## [EXERCISE DESCRIPTION]
Find how many lines in the material contain "bridge"; your answer should be that number alone.

## [RAW RECORDS]
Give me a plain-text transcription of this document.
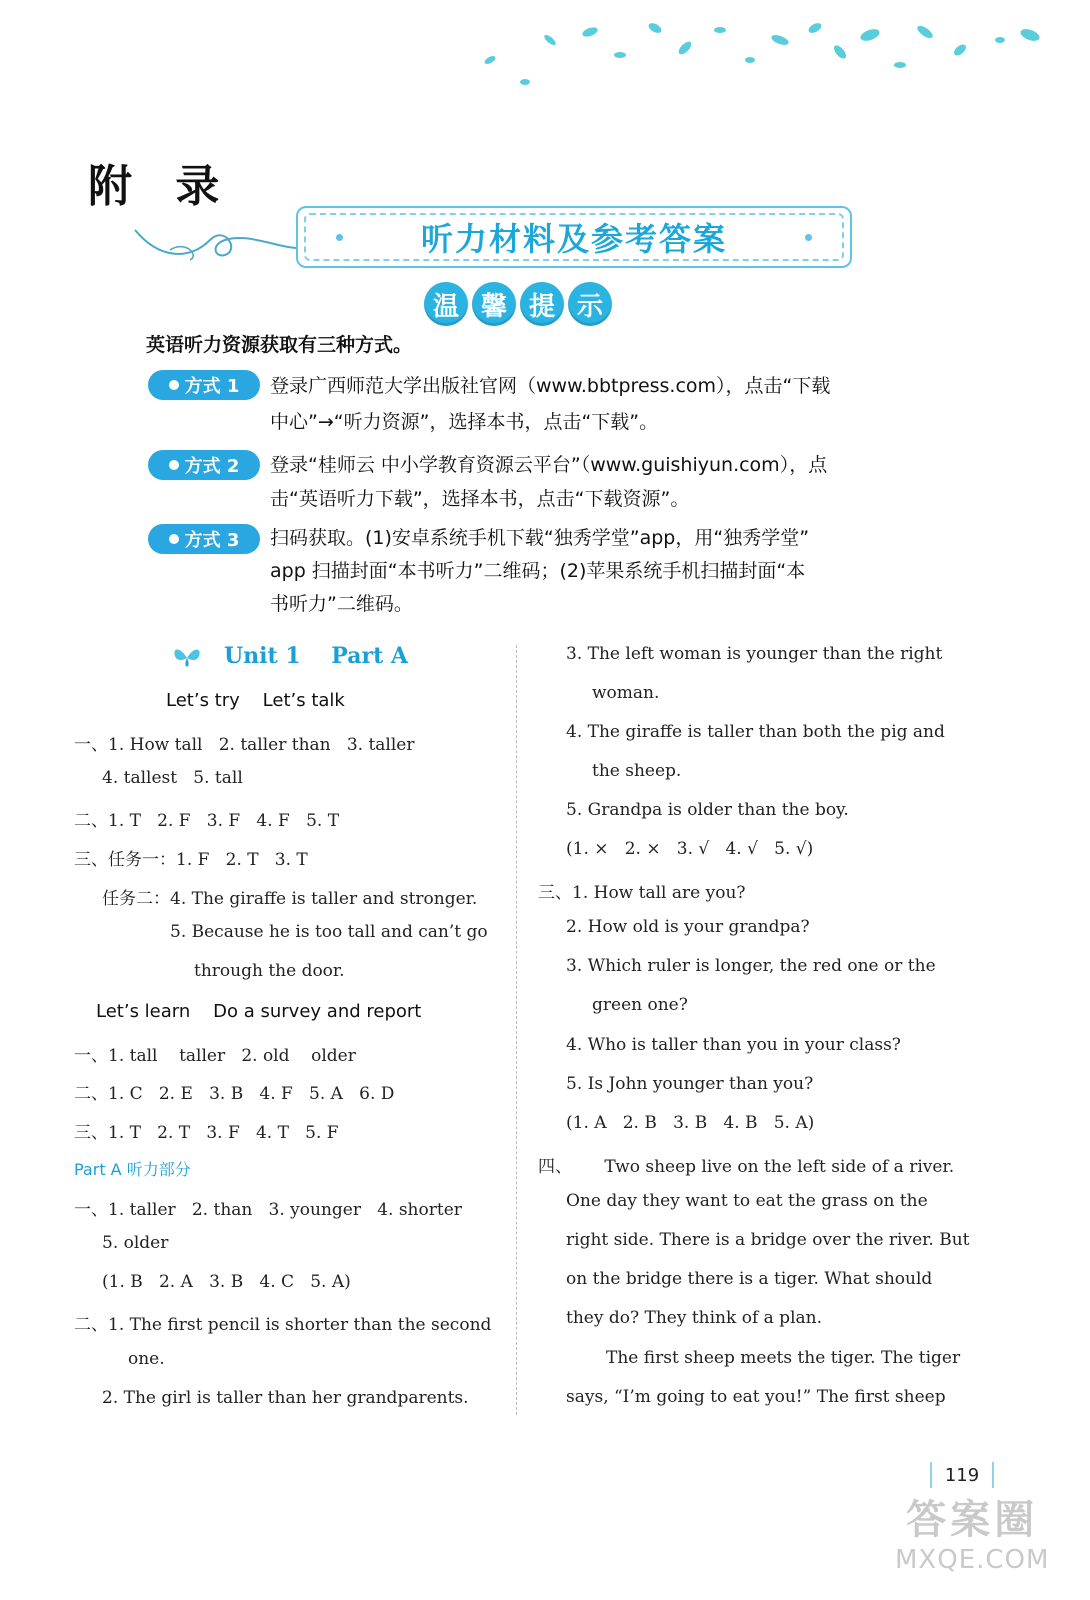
附 录
听力材料及参考答案
温 馨 提 示
英语听力资源获取有三种方式。
方式 1 登录广西师范大学出版社官网（www.bbtpress.com），点击“下载
中心”→“听力资源”，选择本书，点击“下载”。
方式 2 登录“桂师云 中小学教育资源云平台”（www.guishiyun.com），点
击“英语听力下载”，选择本书，点击“下载资源”。
方式 3 扫码获取。(1)安卓系统手机下载“独秀学堂”app，用“独秀学堂”
app 扫描封面“本书听力”二维码；(2)苹果系统手机扫描封面“本
书听力”二维码。
Unit 1    Part A
Let’s try    Let’s talk
一、1. How tall   2. taller than   3. taller
4. tallest   5. tall
二、1. T   2. F   3. F   4. F   5. T
三、任务一：1. F   2. T   3. T
任务二：4. The giraffe is taller and stronger.
5. Because he is too tall and can’t go
through the door.
Let’s learn    Do a survey and report
一、1. tall    taller   2. old    older
二、1. C   2. E   3. B   4. F   5. A   6. D
三、1. T   2. T   3. F   4. T   5. F
Part A 听力部分
一、1. taller   2. than   3. younger   4. shorter
5. older
(1. B   2. A   3. B   4. C   5. A)
二、1. The first pencil is shorter than the second
one.
2. The girl is taller than her grandparents.
3. The left woman is younger than the right
woman.
4. The giraffe is taller than both the pig and
the sheep.
5. Grandpa is older than the boy.
(1. ×   2. ×   3. √   4. √   5. √)
三、1. How tall are you?
2. How old is your grandpa?
3. Which ruler is longer, the red one or the
green one?
4. Who is taller than you in your class?
5. Is John younger than you?
(1. A   2. B   3. B   4. B   5. A)
四、      Two sheep live on the left side of a river.
One day they want to eat the grass on the
right side. There is a bridge over the river. But
on the bridge there is a tiger. What should
they do? They think of a plan.
The first sheep meets the tiger. The tiger
says, “I’m going to eat you!” The first sheep
119
答案圈
MXQE.COM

## [EXERCISE OUTPUT]
2